**WHAT IS EXPECTED:** Filter the entries below, keeping only lines with the word "Makanan".

**TASK INPUT:**
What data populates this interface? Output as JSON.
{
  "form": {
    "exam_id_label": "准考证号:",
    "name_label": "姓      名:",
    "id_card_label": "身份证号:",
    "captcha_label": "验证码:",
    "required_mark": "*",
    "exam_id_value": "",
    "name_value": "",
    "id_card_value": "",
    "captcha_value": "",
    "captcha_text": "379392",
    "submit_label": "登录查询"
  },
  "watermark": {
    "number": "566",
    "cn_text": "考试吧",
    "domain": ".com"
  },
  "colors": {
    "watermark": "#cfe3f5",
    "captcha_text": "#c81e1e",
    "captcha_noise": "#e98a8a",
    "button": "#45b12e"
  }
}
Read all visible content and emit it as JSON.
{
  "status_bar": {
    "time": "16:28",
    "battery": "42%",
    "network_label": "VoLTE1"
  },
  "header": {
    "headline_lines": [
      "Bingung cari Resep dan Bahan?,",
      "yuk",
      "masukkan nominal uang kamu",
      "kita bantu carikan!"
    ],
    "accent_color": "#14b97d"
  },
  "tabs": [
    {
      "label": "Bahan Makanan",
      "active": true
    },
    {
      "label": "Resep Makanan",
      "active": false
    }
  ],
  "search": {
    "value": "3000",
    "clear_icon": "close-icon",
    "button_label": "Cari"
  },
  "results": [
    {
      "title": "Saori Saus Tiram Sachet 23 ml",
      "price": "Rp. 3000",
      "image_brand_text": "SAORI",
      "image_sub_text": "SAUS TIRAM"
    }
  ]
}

**WORKED SOLUTION:**
      "label": "Bahan Makanan",
      "label": "Resep Makanan",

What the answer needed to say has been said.